(Figure dataset records)
|---|

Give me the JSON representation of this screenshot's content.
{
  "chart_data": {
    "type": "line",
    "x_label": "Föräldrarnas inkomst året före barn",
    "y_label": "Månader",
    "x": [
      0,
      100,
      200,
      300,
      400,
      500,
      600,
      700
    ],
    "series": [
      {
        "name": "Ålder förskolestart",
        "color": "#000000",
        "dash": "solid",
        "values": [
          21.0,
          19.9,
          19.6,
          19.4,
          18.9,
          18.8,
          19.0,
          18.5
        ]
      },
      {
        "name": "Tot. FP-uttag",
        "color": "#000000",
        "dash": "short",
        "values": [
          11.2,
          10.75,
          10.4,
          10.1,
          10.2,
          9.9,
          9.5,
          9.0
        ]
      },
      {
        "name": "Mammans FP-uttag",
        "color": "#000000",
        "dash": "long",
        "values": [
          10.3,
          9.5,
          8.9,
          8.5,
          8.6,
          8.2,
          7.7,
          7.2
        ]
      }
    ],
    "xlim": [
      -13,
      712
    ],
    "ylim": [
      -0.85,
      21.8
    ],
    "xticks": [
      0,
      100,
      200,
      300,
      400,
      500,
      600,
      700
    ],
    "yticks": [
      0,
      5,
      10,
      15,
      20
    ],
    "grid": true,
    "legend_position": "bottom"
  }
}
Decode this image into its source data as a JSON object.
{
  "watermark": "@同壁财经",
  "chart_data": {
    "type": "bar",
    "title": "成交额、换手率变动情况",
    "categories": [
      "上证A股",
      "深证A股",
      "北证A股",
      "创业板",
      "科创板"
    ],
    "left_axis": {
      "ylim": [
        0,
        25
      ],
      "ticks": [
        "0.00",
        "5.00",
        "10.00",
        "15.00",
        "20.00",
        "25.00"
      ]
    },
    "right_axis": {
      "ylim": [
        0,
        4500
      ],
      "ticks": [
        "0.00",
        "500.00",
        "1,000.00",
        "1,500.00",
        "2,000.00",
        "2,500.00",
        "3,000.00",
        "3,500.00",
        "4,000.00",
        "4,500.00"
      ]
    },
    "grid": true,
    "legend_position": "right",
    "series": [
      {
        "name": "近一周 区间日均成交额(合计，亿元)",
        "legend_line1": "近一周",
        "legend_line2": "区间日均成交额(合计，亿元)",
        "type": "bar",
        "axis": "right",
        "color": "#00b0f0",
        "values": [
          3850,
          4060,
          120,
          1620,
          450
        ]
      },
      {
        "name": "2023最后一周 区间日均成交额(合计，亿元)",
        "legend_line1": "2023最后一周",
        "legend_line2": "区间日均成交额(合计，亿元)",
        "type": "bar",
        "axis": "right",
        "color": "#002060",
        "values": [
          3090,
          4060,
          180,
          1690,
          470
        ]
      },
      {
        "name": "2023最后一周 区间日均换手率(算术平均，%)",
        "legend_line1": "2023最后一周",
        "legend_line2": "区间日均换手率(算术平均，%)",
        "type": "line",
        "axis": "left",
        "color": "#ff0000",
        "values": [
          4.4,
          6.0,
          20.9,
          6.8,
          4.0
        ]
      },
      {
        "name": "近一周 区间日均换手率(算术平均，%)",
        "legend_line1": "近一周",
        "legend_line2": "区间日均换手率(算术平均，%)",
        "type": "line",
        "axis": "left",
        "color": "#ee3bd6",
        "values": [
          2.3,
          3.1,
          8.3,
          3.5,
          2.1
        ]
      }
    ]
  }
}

|---|

> [OBJECTIVE]: Repeat all of the entries exactly.

> [EXPECTED ANSWER]:
Give me the JSON representation of this screenshot's content.
{
  "chart_data": {
    "type": "line",
    "x_label": "Föräldrarnas inkomst året före barn",
    "y_label": "Månader",
    "x": [
      0,
      100,
      200,
      300,
      400,
      500,
      600,
      700
    ],
    "series": [
      {
        "name": "Ålder förskolestart",
        "color": "#000000",
        "dash": "solid",
        "values": [
          21.0,
          19.9,
          19.6,
          19.4,
          18.9,
          18.8,
          19.0,
          18.5
        ]
      },
      {
        "name": "Tot. FP-uttag",
        "color": "#000000",
        "dash": "short",
        "values": [
          11.2,
          10.75,
          10.4,
          10.1,
          10.2,
          9.9,
          9.5,
          9.0
        ]
      },
      {
        "name": "Mammans FP-uttag",
        "color": "#000000",
        "dash": "long",
        "values": [
          10.3,
          9.5,
          8.9,
          8.5,
          8.6,
          8.2,
          7.7,
          7.2
        ]
      }
    ],
    "xlim": [
      -13,
      712
    ],
    "ylim": [
      -0.85,
      21.8
    ],
    "xticks": [
      0,
      100,
      200,
      300,
      400,
      500,
      600,
      700
    ],
    "yticks": [
      0,
      5,
      10,
      15,
      20
    ],
    "grid": true,
    "legend_position": "bottom"
  }
}
Decode this image into its source data as a JSON object.
{
  "watermark": "@同壁财经",
  "chart_data": {
    "type": "bar",
    "title": "成交额、换手率变动情况",
    "categories": [
      "上证A股",
      "深证A股",
      "北证A股",
      "创业板",
      "科创板"
    ],
    "left_axis": {
      "ylim": [
        0,
        25
      ],
      "ticks": [
        "0.00",
        "5.00",
        "10.00",
        "15.00",
        "20.00",
        "25.00"
      ]
    },
    "right_axis": {
      "ylim": [
        0,
        4500
      ],
      "ticks": [
        "0.00",
        "500.00",
        "1,000.00",
        "1,500.00",
        "2,000.00",
        "2,500.00",
        "3,000.00",
        "3,500.00",
        "4,000.00",
        "4,500.00"
      ]
    },
    "grid": true,
    "legend_position": "right",
    "series": [
      {
        "name": "近一周 区间日均成交额(合计，亿元)",
        "legend_line1": "近一周",
        "legend_line2": "区间日均成交额(合计，亿元)",
        "type": "bar",
        "axis": "right",
        "color": "#00b0f0",
        "values": [
          3850,
          4060,
          120,
          1620,
          450
        ]
      },
      {
        "name": "2023最后一周 区间日均成交额(合计，亿元)",
        "legend_line1": "2023最后一周",
        "legend_line2": "区间日均成交额(合计，亿元)",
        "type": "bar",
        "axis": "right",
        "color": "#002060",
        "values": [
          3090,
          4060,
          180,
          1690,
          470
        ]
      },
      {
        "name": "2023最后一周 区间日均换手率(算术平均，%)",
        "legend_line1": "2023最后一周",
        "legend_line2": "区间日均换手率(算术平均，%)",
        "type": "line",
        "axis": "left",
        "color": "#ff0000",
        "values": [
          4.4,
          6.0,
          20.9,
          6.8,
          4.0
        ]
      },
      {
        "name": "近一周 区间日均换手率(算术平均，%)",
        "legend_line1": "近一周",
        "legend_line2": "区间日均换手率(算术平均，%)",
        "type": "line",
        "axis": "left",
        "color": "#ee3bd6",
        "values": [
          2.3,
          3.1,
          8.3,
          3.5,
          2.1
        ]
      }
    ]
  }
}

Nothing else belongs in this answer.